[AIM OF THE TASK] With the images removed, repeat the data below exactly.

[Entries with figure data]
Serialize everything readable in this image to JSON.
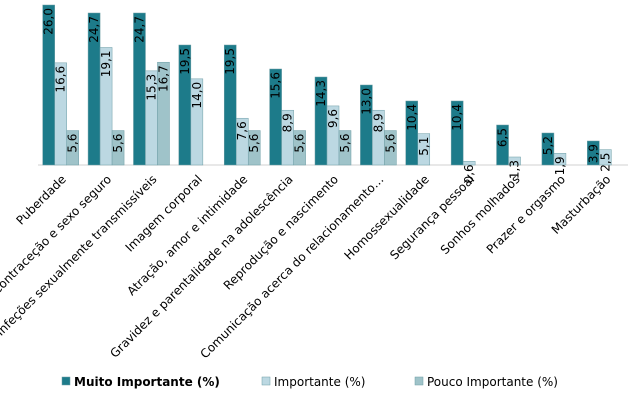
{
  "chart_data": {
    "type": "bar",
    "categories": [
      "Puberdade",
      "Contraceção e sexo seguro",
      "Infeções sexualmente transmissíveis",
      "Imagem corporal",
      "Atração, amor e intimidade",
      "Gravidez e parentalidade na adolescência",
      "Reprodução e nascimento",
      "Comunicação acerca do relacionamento…",
      "Homossexualidade",
      "Segurança pessoal",
      "Sonhos molhados",
      "Prazer e orgasmo",
      "Masturbação"
    ],
    "series": [
      {
        "name": "Muito Importante (%)",
        "color": "#1d7b8a",
        "values": [
          26.0,
          24.7,
          24.7,
          19.5,
          19.5,
          15.6,
          14.3,
          13.0,
          10.4,
          10.4,
          6.5,
          5.2,
          3.9
        ],
        "value_labels": [
          "26,0",
          "24,7",
          "24,7",
          "19,5",
          "19,5",
          "15,6",
          "14,3",
          "13,0",
          "10,4",
          "10,4",
          "6,5",
          "5,2",
          "3,9"
        ]
      },
      {
        "name": "Importante (%)",
        "color": "#bcd8e2",
        "values": [
          16.6,
          19.1,
          15.3,
          14.0,
          7.6,
          8.9,
          9.6,
          8.9,
          5.1,
          0.6,
          1.3,
          1.9,
          2.5
        ],
        "value_labels": [
          "16,6",
          "19,1",
          "15,3",
          "14,0",
          "7,6",
          "8,9",
          "9,6",
          "8,9",
          "5,1",
          "0,6",
          "1,3",
          "1,9",
          "2,5"
        ]
      },
      {
        "name": "Pouco Importante (%)",
        "color": "#9fc3c9",
        "values": [
          5.6,
          5.6,
          16.7,
          null,
          5.6,
          5.6,
          5.6,
          5.6,
          null,
          null,
          null,
          null,
          null
        ],
        "value_labels": [
          "5,6",
          "5,6",
          "16,7",
          null,
          "5,6",
          "5,6",
          "5,6",
          "5,6",
          null,
          null,
          null,
          null,
          null
        ]
      }
    ],
    "ylim": [
      0,
      26
    ]
  }
}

[TASK SOLUTION]
Serialize everything readable in this image to JSON.
{
  "chart_data": {
    "type": "bar",
    "categories": [
      "Puberdade",
      "Contraceção e sexo seguro",
      "Infeções sexualmente transmissíveis",
      "Imagem corporal",
      "Atração, amor e intimidade",
      "Gravidez e parentalidade na adolescência",
      "Reprodução e nascimento",
      "Comunicação acerca do relacionamento…",
      "Homossexualidade",
      "Segurança pessoal",
      "Sonhos molhados",
      "Prazer e orgasmo",
      "Masturbação"
    ],
    "series": [
      {
        "name": "Muito Importante (%)",
        "color": "#1d7b8a",
        "values": [
          26.0,
          24.7,
          24.7,
          19.5,
          19.5,
          15.6,
          14.3,
          13.0,
          10.4,
          10.4,
          6.5,
          5.2,
          3.9
        ],
        "value_labels": [
          "26,0",
          "24,7",
          "24,7",
          "19,5",
          "19,5",
          "15,6",
          "14,3",
          "13,0",
          "10,4",
          "10,4",
          "6,5",
          "5,2",
          "3,9"
        ]
      },
      {
        "name": "Importante (%)",
        "color": "#bcd8e2",
        "values": [
          16.6,
          19.1,
          15.3,
          14.0,
          7.6,
          8.9,
          9.6,
          8.9,
          5.1,
          0.6,
          1.3,
          1.9,
          2.5
        ],
        "value_labels": [
          "16,6",
          "19,1",
          "15,3",
          "14,0",
          "7,6",
          "8,9",
          "9,6",
          "8,9",
          "5,1",
          "0,6",
          "1,3",
          "1,9",
          "2,5"
        ]
      },
      {
        "name": "Pouco Importante (%)",
        "color": "#9fc3c9",
        "values": [
          5.6,
          5.6,
          16.7,
          null,
          5.6,
          5.6,
          5.6,
          5.6,
          null,
          null,
          null,
          null,
          null
        ],
        "value_labels": [
          "5,6",
          "5,6",
          "16,7",
          null,
          "5,6",
          "5,6",
          "5,6",
          "5,6",
          null,
          null,
          null,
          null,
          null
        ]
      }
    ],
    "ylim": [
      0,
      26
    ]
  }
}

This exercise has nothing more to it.